**** ROWS
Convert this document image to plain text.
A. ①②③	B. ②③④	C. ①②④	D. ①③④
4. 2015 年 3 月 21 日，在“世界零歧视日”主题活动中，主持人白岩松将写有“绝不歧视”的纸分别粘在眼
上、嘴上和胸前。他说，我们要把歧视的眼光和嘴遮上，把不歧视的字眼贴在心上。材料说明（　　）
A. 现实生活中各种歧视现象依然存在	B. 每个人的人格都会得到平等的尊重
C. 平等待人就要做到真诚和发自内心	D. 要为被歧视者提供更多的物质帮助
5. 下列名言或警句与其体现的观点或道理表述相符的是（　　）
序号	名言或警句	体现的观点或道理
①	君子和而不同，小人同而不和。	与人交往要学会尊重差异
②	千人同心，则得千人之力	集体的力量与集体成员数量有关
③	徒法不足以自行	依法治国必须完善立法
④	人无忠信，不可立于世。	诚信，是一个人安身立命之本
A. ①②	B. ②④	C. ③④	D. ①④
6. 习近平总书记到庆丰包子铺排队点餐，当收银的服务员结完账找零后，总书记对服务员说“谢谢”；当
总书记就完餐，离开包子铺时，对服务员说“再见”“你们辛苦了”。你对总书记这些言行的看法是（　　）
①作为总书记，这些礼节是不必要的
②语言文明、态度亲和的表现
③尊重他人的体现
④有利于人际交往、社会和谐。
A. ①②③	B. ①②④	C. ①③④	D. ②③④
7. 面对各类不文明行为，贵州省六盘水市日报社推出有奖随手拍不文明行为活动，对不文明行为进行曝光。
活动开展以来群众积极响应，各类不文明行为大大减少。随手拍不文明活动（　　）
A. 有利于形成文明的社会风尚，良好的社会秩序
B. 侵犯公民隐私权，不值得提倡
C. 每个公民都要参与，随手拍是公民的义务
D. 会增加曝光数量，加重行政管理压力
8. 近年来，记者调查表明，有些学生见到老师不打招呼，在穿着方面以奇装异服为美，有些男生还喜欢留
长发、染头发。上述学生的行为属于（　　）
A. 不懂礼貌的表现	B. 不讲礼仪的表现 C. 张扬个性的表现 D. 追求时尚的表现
********
EXERCISE:
Produce an exact copy of every entry above.

THE ANSWER:
Convert this document image to plain text.
A. ①②③	B. ②③④	C. ①②④	D. ①③④
4. 2015 年 3 月 21 日，在“世界零歧视日”主题活动中，主持人白岩松将写有“绝不歧视”的纸分别粘在眼
上、嘴上和胸前。他说，我们要把歧视的眼光和嘴遮上，把不歧视的字眼贴在心上。材料说明（　　）
A. 现实生活中各种歧视现象依然存在	B. 每个人的人格都会得到平等的尊重
C. 平等待人就要做到真诚和发自内心	D. 要为被歧视者提供更多的物质帮助
5. 下列名言或警句与其体现的观点或道理表述相符的是（　　）
序号	名言或警句	体现的观点或道理
①	君子和而不同，小人同而不和。	与人交往要学会尊重差异
②	千人同心，则得千人之力	集体的力量与集体成员数量有关
③	徒法不足以自行	依法治国必须完善立法
④	人无忠信，不可立于世。	诚信，是一个人安身立命之本
A. ①②	B. ②④	C. ③④	D. ①④
6. 习近平总书记到庆丰包子铺排队点餐，当收银的服务员结完账找零后，总书记对服务员说“谢谢”；当
总书记就完餐，离开包子铺时，对服务员说“再见”“你们辛苦了”。你对总书记这些言行的看法是（　　）
①作为总书记，这些礼节是不必要的
②语言文明、态度亲和的表现
③尊重他人的体现
④有利于人际交往、社会和谐。
A. ①②③	B. ①②④	C. ①③④	D. ②③④
7. 面对各类不文明行为，贵州省六盘水市日报社推出有奖随手拍不文明行为活动，对不文明行为进行曝光。
活动开展以来群众积极响应，各类不文明行为大大减少。随手拍不文明活动（　　）
A. 有利于形成文明的社会风尚，良好的社会秩序
B. 侵犯公民隐私权，不值得提倡
C. 每个公民都要参与，随手拍是公民的义务
D. 会增加曝光数量，加重行政管理压力
8. 近年来，记者调查表明，有些学生见到老师不打招呼，在穿着方面以奇装异服为美，有些男生还喜欢留
长发、染头发。上述学生的行为属于（　　）
A. 不懂礼貌的表现	B. 不讲礼仪的表现 C. 张扬个性的表现 D. 追求时尚的表现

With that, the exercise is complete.